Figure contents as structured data

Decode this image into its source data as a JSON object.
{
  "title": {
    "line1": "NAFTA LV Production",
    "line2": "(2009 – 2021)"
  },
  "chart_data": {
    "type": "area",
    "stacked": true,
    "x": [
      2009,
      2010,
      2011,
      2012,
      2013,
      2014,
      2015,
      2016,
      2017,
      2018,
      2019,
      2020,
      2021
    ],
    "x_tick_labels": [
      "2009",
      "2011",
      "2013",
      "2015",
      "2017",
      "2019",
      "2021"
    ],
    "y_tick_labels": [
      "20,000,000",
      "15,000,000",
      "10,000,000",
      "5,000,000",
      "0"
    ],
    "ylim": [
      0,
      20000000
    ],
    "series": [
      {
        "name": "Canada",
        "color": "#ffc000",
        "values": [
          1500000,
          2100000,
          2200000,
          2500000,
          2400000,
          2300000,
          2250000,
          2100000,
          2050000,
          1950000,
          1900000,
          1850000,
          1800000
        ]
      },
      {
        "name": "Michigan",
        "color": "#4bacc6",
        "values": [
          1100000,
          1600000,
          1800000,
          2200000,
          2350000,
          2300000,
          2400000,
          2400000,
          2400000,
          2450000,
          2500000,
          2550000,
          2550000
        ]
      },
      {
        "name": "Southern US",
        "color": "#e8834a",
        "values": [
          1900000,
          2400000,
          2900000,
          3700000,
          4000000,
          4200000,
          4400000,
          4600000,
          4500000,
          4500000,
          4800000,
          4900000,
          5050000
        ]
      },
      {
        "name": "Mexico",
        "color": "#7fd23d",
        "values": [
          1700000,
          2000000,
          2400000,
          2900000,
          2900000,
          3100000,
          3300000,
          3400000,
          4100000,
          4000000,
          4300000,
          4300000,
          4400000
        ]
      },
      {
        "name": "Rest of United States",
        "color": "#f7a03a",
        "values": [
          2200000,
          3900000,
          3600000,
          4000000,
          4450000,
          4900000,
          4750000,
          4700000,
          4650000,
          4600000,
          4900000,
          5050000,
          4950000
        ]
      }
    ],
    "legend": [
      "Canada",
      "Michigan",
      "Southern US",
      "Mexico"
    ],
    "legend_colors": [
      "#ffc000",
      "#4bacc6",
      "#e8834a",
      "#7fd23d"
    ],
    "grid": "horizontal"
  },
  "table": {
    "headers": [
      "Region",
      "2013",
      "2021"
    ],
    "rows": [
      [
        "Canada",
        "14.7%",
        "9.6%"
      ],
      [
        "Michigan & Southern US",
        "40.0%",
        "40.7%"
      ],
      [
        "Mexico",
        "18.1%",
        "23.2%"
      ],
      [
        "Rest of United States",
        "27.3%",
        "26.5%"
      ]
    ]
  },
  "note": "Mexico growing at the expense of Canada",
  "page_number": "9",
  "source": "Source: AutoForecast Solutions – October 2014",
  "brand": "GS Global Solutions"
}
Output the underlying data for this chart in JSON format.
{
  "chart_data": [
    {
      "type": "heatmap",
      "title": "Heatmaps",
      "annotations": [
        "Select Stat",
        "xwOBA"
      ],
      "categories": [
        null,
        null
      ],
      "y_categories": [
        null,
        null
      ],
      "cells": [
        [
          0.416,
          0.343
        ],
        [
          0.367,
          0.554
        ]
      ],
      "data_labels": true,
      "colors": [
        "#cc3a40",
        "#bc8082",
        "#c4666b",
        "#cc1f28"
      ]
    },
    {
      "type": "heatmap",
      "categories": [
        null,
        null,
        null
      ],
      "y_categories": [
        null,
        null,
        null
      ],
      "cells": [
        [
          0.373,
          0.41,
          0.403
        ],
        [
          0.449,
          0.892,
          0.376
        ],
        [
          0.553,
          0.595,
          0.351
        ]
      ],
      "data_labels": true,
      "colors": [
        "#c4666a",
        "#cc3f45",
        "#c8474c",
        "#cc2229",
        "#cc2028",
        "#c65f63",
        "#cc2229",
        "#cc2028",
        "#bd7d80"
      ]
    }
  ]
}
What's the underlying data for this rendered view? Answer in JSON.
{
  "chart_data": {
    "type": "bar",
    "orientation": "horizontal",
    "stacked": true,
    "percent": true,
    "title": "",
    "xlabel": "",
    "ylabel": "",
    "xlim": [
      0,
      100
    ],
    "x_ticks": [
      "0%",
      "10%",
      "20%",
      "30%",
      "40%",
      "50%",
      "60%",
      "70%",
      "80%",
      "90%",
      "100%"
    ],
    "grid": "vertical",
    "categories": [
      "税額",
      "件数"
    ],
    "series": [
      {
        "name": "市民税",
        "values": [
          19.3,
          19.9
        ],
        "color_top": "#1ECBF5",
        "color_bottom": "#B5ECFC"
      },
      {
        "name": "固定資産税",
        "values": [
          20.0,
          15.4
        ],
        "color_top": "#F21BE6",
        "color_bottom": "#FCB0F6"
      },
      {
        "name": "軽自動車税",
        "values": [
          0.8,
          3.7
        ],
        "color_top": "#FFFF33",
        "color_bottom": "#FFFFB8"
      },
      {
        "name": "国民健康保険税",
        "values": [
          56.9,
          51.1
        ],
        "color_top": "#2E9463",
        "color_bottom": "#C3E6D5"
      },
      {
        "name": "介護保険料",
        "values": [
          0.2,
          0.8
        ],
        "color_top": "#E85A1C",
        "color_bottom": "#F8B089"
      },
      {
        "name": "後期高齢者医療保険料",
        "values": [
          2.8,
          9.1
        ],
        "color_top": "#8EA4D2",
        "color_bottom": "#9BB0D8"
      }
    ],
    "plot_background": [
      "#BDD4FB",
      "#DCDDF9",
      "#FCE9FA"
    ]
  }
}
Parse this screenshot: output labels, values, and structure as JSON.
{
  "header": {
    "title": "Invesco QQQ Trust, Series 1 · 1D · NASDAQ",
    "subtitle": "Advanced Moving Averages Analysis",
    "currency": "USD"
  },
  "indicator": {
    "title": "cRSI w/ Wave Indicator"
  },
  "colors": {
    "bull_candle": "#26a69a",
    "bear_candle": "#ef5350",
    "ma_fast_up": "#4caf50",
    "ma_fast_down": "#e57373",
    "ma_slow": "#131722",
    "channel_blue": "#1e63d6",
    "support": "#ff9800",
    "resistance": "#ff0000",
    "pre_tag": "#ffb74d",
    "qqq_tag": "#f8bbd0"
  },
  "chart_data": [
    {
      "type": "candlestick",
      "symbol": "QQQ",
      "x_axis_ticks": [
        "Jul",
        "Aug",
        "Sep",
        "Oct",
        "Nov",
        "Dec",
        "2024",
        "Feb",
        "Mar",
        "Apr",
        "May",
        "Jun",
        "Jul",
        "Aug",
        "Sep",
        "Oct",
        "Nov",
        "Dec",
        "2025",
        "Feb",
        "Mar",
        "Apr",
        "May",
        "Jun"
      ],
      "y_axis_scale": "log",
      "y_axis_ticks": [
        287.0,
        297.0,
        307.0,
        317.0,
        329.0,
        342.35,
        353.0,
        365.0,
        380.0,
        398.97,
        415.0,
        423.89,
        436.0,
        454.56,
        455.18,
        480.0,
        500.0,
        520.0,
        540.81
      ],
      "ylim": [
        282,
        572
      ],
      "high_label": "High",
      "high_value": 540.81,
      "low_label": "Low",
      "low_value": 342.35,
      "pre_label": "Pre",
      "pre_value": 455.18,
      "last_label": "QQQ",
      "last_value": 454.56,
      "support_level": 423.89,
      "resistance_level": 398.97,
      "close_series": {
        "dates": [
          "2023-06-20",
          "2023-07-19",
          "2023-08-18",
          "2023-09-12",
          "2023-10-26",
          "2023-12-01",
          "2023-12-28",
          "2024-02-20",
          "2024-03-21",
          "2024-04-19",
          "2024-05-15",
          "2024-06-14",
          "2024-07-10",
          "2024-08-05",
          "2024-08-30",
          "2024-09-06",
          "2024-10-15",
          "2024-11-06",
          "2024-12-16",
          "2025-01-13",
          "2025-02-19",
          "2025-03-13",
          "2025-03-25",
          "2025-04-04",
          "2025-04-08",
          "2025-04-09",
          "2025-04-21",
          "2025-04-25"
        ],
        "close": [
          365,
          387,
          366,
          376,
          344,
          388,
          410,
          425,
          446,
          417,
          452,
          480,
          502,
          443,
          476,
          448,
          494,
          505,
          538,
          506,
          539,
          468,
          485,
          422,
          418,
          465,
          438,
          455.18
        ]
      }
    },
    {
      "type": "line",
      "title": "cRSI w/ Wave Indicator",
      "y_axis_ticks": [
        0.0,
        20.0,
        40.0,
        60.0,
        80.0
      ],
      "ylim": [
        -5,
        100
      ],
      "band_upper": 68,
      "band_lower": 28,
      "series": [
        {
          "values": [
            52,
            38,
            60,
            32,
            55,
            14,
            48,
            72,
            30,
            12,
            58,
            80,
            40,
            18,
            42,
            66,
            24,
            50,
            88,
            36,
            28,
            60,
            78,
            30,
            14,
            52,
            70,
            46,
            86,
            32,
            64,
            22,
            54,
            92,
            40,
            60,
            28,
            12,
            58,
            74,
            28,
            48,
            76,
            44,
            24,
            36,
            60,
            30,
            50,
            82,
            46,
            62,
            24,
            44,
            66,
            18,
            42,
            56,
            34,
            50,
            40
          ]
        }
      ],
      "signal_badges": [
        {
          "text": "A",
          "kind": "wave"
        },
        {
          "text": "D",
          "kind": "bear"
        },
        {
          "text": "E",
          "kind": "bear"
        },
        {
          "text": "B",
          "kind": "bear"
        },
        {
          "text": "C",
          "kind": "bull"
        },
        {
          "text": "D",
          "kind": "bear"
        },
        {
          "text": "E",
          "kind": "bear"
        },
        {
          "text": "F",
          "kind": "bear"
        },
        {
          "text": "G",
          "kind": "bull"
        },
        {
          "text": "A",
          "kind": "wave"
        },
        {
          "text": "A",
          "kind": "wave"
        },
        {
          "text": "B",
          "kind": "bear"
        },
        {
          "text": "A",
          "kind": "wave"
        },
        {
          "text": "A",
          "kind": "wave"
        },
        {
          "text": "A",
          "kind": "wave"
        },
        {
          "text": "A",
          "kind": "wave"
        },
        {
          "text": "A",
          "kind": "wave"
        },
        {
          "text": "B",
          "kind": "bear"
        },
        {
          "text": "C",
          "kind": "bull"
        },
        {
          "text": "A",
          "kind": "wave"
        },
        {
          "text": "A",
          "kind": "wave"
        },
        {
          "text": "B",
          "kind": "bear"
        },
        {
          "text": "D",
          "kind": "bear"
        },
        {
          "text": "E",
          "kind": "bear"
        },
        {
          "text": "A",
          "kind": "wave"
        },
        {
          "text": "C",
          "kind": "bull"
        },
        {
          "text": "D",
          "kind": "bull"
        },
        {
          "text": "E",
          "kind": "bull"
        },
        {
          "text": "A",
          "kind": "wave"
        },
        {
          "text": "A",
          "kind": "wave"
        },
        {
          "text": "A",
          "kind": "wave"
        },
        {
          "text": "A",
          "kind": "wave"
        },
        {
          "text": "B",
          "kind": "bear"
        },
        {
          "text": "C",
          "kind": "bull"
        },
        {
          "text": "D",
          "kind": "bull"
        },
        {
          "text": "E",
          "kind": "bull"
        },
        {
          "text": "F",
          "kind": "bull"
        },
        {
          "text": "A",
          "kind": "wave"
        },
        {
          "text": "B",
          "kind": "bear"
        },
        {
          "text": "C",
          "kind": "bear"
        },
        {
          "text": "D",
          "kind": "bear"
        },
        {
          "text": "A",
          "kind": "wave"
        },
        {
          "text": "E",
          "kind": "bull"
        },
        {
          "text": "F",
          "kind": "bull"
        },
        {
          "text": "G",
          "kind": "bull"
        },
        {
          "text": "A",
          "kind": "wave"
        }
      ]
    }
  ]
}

__WRITTEN TASK__.
Report the number of lines in the listing above that include the word "States", and nothing else.

__TASK ANSWER__.
2